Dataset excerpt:
+++
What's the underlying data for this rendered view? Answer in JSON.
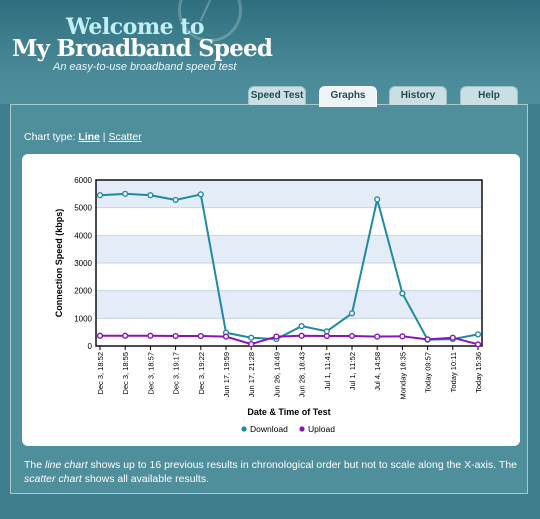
{
  "header": {
    "title_line1": "Welcome to",
    "title_line2": "My Broadband Speed",
    "tagline": "An easy-to-use broadband speed test"
  },
  "tabs": [
    {
      "label": "Speed Test",
      "active": false
    },
    {
      "label": "Graphs",
      "active": true
    },
    {
      "label": "History",
      "active": false
    },
    {
      "label": "Help",
      "active": false
    }
  ],
  "chart_type": {
    "prefix": "Chart type:",
    "line_label": "Line",
    "separator": "|",
    "scatter_label": "Scatter"
  },
  "chart_data": {
    "type": "line",
    "xlabel": "Date & Time of Test",
    "ylabel": "Connection Speed (kbps)",
    "ylim": [
      0,
      6000
    ],
    "yticks": [
      0,
      1000,
      2000,
      3000,
      4000,
      5000,
      6000
    ],
    "categories": [
      "Dec 3, 18:52",
      "Dec 3, 18:55",
      "Dec 3, 18:57",
      "Dec 3, 19:17",
      "Dec 3, 19:22",
      "Jun 17, 19:59",
      "Jun 17, 21:28",
      "Jun 26, 14:49",
      "Jun 28, 18:43",
      "Jul 1, 11:41",
      "Jul 1, 11:52",
      "Jul 4, 14:58",
      "Monday 18:35",
      "Today 09:57",
      "Today 10:11",
      "Today 15:36"
    ],
    "series": [
      {
        "name": "Download",
        "color": "#1f8aa3",
        "values": [
          5450,
          5500,
          5450,
          5280,
          5480,
          480,
          300,
          250,
          720,
          530,
          1180,
          5300,
          1900,
          230,
          250,
          420
        ]
      },
      {
        "name": "Upload",
        "color": "#8a12b8",
        "values": [
          370,
          370,
          370,
          360,
          360,
          340,
          70,
          340,
          370,
          360,
          360,
          340,
          350,
          240,
          300,
          60
        ]
      }
    ],
    "grid": true,
    "legend": "bottom"
  },
  "footer": {
    "part1": "The ",
    "line_chart": "line chart",
    "part2": " shows up to 16 previous results in chronological order but not to scale along the X-axis. The ",
    "scatter_chart": "scatter chart",
    "part3": " shows all available results."
  }
}
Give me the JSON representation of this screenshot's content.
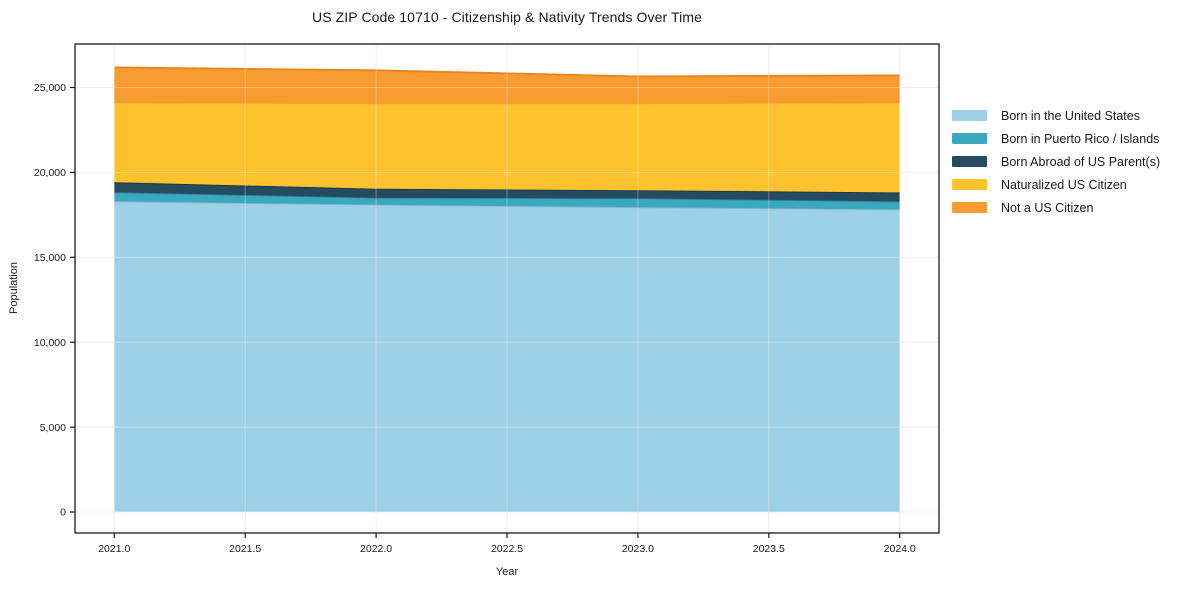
{
  "chart_data": {
    "type": "area",
    "stacked": true,
    "title": "US ZIP Code 10710 - Citizenship & Nativity Trends Over Time",
    "xlabel": "Year",
    "ylabel": "Population",
    "x": [
      2021,
      2022,
      2023,
      2024
    ],
    "series": [
      {
        "name": "Born in the United States",
        "values": [
          18300,
          18100,
          17950,
          17820
        ],
        "color": "#9fd1e6",
        "edge": "#7fb8d4"
      },
      {
        "name": "Born in Puerto Rico / Islands",
        "values": [
          530,
          410,
          530,
          470
        ],
        "color": "#3ca8c0",
        "edge": "#2a8099"
      },
      {
        "name": "Born Abroad of US Parent(s)",
        "values": [
          590,
          530,
          470,
          530
        ],
        "color": "#254b5e",
        "edge": "#1a3848"
      },
      {
        "name": "Naturalized US Citizen",
        "values": [
          4700,
          5030,
          5120,
          5300
        ],
        "color": "#fdc32f",
        "edge": "#e5a914"
      },
      {
        "name": "Not a US Citizen",
        "values": [
          2060,
          1940,
          1580,
          1590
        ],
        "color": "#f89b30",
        "edge": "#e8831e"
      }
    ],
    "totals": [
      26180,
      26010,
      25650,
      25710
    ],
    "xlim": [
      2020.85,
      2024.15
    ],
    "ylim": [
      -1235,
      27560
    ],
    "xticks": [
      2021.0,
      2021.5,
      2022.0,
      2022.5,
      2023.0,
      2023.5,
      2024.0
    ],
    "xtick_labels": [
      "2021.0",
      "2021.5",
      "2022.0",
      "2022.5",
      "2023.0",
      "2023.5",
      "2024.0"
    ],
    "yticks": [
      0,
      5000,
      10000,
      15000,
      20000,
      25000
    ],
    "ytick_labels": [
      "0",
      "5,000",
      "10,000",
      "15,000",
      "20,000",
      "25,000"
    ],
    "grid": true,
    "legend_position": "right",
    "grid_color": "#e7e7e7",
    "axis_color": "#1a1a1a",
    "background_color": "#ffffff"
  }
}
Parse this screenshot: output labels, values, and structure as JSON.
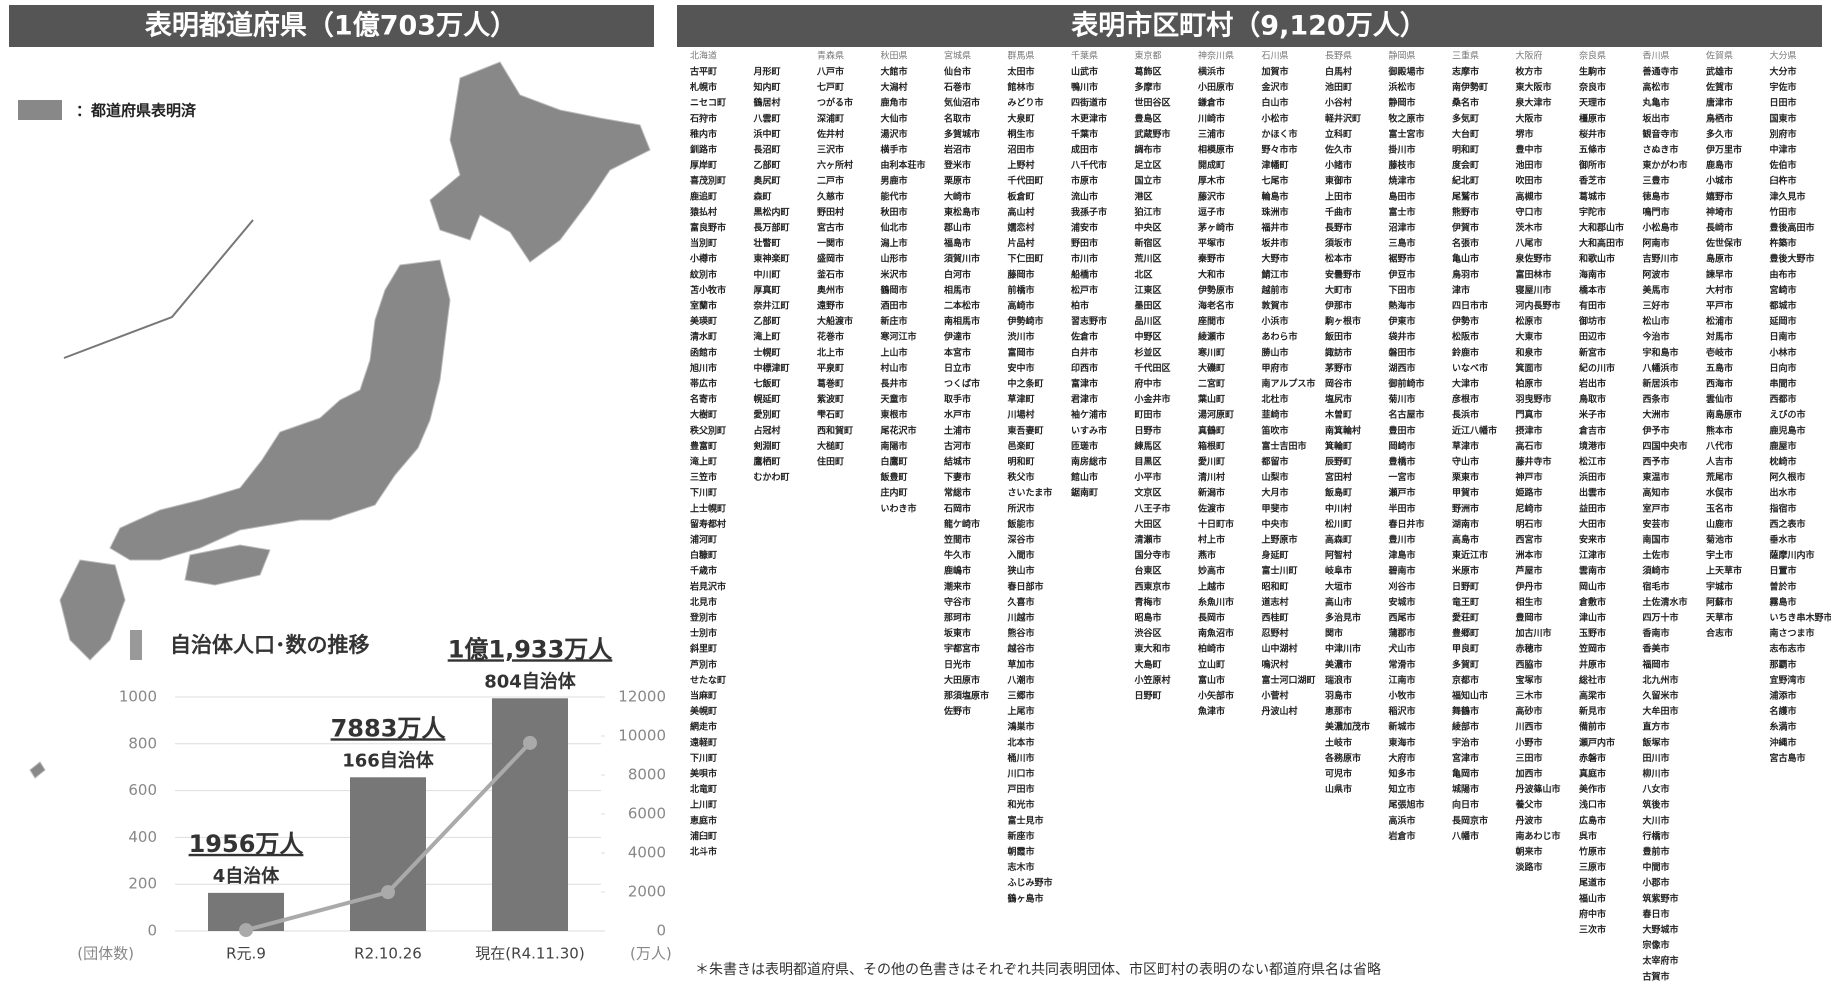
+++
• _Aim of the exercise_:
All of the material above is to be copied exactly, except for its images.

• _Written solution_:
What's the underlying data for this rendered view? Answer in JSON.
{
  "header": {
    "title_line1": "Welcome to",
    "title_line2": "My Broadband Speed",
    "tagline": "An easy-to-use broadband speed test"
  },
  "tabs": [
    {
      "label": "Speed Test",
      "active": false
    },
    {
      "label": "Graphs",
      "active": true
    },
    {
      "label": "History",
      "active": false
    },
    {
      "label": "Help",
      "active": false
    }
  ],
  "chart_type": {
    "prefix": "Chart type:",
    "line_label": "Line",
    "separator": "|",
    "scatter_label": "Scatter"
  },
  "chart_data": {
    "type": "line",
    "xlabel": "Date & Time of Test",
    "ylabel": "Connection Speed (kbps)",
    "ylim": [
      0,
      6000
    ],
    "yticks": [
      0,
      1000,
      2000,
      3000,
      4000,
      5000,
      6000
    ],
    "categories": [
      "Dec 3, 18:52",
      "Dec 3, 18:55",
      "Dec 3, 18:57",
      "Dec 3, 19:17",
      "Dec 3, 19:22",
      "Jun 17, 19:59",
      "Jun 17, 21:28",
      "Jun 26, 14:49",
      "Jun 28, 18:43",
      "Jul 1, 11:41",
      "Jul 1, 11:52",
      "Jul 4, 14:58",
      "Monday 18:35",
      "Today 09:57",
      "Today 10:11",
      "Today 15:36"
    ],
    "series": [
      {
        "name": "Download",
        "color": "#1f8aa3",
        "values": [
          5450,
          5500,
          5450,
          5280,
          5480,
          480,
          300,
          250,
          720,
          530,
          1180,
          5300,
          1900,
          230,
          250,
          420
        ]
      },
      {
        "name": "Upload",
        "color": "#8a12b8",
        "values": [
          370,
          370,
          370,
          360,
          360,
          340,
          70,
          340,
          370,
          360,
          360,
          340,
          350,
          240,
          300,
          60
        ]
      }
    ],
    "grid": true,
    "legend": "bottom"
  },
  "footer": {
    "part1": "The ",
    "line_chart": "line chart",
    "part2": " shows up to 16 previous results in chronological order but not to scale along the X-axis. The ",
    "scatter_chart": "scatter chart",
    "part3": " shows all available results."
  }
}
Give me the JSON representation of this screenshot's content.
{
  "chart_data": {
    "type": "area",
    "stacked": true,
    "title": "US ZIP Code 10710 - Citizenship & Nativity Trends Over Time",
    "xlabel": "Year",
    "ylabel": "Population",
    "x": [
      2021,
      2022,
      2023,
      2024
    ],
    "series": [
      {
        "name": "Born in the United States",
        "values": [
          18300,
          18100,
          17950,
          17820
        ],
        "color": "#9fd1e6",
        "edge": "#7fb8d4"
      },
      {
        "name": "Born in Puerto Rico / Islands",
        "values": [
          530,
          410,
          530,
          470
        ],
        "color": "#3ca8c0",
        "edge": "#2a8099"
      },
      {
        "name": "Born Abroad of US Parent(s)",
        "values": [
          590,
          530,
          470,
          530
        ],
        "color": "#254b5e",
        "edge": "#1a3848"
      },
      {
        "name": "Naturalized US Citizen",
        "values": [
          4700,
          5030,
          5120,
          5300
        ],
        "color": "#fdc32f",
        "edge": "#e5a914"
      },
      {
        "name": "Not a US Citizen",
        "values": [
          2060,
          1940,
          1580,
          1590
        ],
        "color": "#f89b30",
        "edge": "#e8831e"
      }
    ],
    "totals": [
      26180,
      26010,
      25650,
      25710
    ],
    "xlim": [
      2020.85,
      2024.15
    ],
    "ylim": [
      -1235,
      27560
    ],
    "xticks": [
      2021.0,
      2021.5,
      2022.0,
      2022.5,
      2023.0,
      2023.5,
      2024.0
    ],
    "xtick_labels": [
      "2021.0",
      "2021.5",
      "2022.0",
      "2022.5",
      "2023.0",
      "2023.5",
      "2024.0"
    ],
    "yticks": [
      0,
      5000,
      10000,
      15000,
      20000,
      25000
    ],
    "ytick_labels": [
      "0",
      "5,000",
      "10,000",
      "15,000",
      "20,000",
      "25,000"
    ],
    "grid": true,
    "legend_position": "right",
    "grid_color": "#e7e7e7",
    "axis_color": "#1a1a1a",
    "background_color": "#ffffff"
  }
}
Parse this screenshot: output labels, values, and structure as JSON.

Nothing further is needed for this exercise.